**Challenge**
Which lines in the records below contain the word "yang"? Copy each one out.
===== Data extract
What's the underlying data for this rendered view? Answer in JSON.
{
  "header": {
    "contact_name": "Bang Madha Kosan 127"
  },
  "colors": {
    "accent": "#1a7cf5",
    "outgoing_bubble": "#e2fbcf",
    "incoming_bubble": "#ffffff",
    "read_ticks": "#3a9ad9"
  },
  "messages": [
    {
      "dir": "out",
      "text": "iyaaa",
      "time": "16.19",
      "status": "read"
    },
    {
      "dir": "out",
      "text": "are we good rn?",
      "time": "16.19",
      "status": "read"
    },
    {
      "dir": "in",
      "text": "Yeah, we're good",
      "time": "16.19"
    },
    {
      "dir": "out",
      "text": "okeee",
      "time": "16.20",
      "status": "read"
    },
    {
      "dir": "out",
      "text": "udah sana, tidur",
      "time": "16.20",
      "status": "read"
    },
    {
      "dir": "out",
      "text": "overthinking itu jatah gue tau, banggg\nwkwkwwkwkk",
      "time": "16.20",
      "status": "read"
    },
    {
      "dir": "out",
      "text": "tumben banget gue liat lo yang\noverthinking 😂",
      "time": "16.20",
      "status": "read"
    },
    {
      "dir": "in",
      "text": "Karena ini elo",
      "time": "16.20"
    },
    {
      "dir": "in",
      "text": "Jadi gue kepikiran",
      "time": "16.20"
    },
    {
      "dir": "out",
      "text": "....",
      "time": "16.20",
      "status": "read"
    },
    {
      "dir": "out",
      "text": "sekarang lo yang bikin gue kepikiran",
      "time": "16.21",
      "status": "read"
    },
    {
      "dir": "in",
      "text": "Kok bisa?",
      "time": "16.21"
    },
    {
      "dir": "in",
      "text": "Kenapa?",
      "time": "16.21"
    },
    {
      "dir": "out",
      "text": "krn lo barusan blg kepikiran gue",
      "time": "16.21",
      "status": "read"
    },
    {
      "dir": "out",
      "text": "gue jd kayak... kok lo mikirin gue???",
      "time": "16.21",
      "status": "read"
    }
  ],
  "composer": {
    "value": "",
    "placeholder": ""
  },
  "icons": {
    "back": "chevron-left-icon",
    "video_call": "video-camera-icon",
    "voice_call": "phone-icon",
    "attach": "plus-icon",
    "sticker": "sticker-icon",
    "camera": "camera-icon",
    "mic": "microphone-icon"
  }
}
==========
**Correct response**
      "text": "tumben banget gue liat lo yang\noverthinking 😂",
      "text": "sekarang lo yang bikin gue kepikiran",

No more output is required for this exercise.